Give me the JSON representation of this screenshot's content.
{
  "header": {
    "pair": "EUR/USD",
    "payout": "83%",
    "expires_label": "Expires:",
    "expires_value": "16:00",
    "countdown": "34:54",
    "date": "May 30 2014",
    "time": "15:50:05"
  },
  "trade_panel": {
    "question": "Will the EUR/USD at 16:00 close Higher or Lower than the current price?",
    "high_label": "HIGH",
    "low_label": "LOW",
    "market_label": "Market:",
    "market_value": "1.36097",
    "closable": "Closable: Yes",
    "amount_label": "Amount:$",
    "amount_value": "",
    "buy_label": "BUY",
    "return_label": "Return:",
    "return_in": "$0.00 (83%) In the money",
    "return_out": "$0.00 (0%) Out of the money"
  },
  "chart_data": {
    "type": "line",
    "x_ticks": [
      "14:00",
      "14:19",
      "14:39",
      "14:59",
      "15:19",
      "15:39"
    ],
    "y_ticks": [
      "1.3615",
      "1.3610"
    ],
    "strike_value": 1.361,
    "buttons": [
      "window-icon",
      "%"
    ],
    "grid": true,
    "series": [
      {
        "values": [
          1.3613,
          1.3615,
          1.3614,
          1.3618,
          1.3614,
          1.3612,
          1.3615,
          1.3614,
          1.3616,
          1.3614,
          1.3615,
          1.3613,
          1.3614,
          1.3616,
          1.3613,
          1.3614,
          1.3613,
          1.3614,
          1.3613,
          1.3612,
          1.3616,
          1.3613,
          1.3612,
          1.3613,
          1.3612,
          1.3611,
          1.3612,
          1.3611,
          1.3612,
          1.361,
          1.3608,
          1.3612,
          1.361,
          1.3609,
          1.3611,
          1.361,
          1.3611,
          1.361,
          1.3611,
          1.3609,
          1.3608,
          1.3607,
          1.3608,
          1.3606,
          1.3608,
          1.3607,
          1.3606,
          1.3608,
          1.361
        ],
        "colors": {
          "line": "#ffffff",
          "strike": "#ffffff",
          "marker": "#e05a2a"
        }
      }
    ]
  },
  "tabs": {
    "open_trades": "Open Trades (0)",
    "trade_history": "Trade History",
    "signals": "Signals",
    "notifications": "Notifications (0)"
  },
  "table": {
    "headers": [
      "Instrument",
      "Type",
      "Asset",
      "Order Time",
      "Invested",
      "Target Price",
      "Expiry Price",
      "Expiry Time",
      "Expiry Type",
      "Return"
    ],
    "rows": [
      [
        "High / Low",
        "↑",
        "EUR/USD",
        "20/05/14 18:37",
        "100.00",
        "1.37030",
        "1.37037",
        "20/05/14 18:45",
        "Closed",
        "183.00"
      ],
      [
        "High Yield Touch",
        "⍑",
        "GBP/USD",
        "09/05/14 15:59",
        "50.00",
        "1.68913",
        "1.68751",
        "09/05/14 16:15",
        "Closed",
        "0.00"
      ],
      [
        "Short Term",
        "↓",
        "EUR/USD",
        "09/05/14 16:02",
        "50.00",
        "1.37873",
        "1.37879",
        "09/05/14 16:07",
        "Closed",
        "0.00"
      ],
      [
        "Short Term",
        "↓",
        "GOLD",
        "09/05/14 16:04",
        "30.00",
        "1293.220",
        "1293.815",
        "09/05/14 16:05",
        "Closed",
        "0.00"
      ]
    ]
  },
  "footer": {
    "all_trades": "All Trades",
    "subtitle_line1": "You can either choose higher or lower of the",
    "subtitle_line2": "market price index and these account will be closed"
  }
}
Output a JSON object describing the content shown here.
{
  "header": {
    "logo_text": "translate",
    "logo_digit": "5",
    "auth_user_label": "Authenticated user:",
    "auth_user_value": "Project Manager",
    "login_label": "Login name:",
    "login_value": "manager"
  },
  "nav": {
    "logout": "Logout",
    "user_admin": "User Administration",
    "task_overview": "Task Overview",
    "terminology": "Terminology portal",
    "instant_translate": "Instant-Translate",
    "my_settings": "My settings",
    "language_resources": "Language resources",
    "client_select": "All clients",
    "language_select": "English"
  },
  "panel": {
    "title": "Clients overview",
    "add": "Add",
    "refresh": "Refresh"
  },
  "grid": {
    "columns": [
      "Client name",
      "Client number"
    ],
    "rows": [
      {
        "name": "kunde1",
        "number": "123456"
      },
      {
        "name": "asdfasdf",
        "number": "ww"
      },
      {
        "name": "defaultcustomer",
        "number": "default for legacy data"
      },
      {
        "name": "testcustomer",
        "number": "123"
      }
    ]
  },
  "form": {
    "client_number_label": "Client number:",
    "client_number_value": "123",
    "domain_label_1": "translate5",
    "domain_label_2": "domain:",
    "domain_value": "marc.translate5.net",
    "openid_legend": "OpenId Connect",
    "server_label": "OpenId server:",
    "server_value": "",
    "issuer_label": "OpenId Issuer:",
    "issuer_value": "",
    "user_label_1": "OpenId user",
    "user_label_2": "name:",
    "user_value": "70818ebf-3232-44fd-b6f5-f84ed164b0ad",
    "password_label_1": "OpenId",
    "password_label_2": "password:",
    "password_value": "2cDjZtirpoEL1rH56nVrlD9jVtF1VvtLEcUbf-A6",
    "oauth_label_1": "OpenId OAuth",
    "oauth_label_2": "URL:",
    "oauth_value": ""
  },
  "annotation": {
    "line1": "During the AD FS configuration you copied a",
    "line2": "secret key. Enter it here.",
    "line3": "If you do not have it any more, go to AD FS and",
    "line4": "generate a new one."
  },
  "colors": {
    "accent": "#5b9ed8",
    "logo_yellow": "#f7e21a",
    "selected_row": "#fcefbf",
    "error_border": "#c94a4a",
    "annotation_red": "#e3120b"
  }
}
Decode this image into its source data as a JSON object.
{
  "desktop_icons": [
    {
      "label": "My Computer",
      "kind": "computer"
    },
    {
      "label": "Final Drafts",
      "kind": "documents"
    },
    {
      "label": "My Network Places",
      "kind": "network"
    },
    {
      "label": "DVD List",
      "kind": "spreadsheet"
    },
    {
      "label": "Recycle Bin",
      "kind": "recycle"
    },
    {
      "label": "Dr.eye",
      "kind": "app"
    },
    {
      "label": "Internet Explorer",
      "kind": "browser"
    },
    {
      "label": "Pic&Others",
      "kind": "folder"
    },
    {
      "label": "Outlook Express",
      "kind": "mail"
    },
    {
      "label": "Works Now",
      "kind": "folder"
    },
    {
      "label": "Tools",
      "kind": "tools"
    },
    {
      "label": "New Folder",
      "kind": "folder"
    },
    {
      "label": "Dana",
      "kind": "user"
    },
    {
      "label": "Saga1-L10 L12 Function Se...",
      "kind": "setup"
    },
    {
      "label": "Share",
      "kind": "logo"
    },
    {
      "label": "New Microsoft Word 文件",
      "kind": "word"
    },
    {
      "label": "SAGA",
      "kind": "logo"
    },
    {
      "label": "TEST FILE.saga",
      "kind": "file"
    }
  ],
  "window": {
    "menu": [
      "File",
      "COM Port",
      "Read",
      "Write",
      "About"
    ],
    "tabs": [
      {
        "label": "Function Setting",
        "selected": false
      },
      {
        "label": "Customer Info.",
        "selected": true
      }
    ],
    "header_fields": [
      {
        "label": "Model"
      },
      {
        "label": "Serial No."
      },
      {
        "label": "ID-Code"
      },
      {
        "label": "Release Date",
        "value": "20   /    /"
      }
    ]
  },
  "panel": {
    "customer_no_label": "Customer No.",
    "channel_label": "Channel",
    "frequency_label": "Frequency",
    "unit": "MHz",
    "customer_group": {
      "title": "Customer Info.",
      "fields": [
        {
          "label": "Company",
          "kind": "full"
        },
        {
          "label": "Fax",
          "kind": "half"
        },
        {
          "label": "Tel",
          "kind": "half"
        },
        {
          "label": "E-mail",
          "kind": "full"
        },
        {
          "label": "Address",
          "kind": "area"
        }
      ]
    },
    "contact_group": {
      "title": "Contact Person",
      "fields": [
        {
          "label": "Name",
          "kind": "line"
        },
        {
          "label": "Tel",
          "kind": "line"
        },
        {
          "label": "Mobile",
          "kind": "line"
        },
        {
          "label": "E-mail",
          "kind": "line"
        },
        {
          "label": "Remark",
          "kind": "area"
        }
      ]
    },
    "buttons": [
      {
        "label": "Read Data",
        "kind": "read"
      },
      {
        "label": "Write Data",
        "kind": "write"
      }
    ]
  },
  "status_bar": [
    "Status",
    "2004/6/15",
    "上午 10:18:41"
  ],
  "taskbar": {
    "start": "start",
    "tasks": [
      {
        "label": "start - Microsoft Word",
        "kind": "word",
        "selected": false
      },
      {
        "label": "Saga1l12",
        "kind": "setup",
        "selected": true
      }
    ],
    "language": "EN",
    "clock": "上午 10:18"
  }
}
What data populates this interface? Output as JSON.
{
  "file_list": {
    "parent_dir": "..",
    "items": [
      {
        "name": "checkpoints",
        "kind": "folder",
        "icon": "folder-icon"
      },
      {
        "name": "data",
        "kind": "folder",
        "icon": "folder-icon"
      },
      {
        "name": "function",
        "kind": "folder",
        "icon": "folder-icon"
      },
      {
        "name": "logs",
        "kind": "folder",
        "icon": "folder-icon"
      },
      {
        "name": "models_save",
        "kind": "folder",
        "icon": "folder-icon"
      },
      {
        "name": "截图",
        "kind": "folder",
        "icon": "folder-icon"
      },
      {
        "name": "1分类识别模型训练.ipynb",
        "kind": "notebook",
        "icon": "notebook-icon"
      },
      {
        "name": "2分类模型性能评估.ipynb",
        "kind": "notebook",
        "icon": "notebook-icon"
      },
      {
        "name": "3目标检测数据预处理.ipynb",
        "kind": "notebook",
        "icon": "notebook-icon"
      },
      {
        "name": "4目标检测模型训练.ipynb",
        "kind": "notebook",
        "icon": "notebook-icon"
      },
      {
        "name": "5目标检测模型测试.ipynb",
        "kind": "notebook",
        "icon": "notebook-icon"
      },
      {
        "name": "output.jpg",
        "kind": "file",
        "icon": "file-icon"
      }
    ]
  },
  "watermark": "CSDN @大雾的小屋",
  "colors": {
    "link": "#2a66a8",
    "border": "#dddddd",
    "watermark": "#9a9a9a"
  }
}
--*--
From the data above, copy out every line with the string "Expiry" in it.

      "Expiry Price",
      "Expiry Time",
      "Expiry Type",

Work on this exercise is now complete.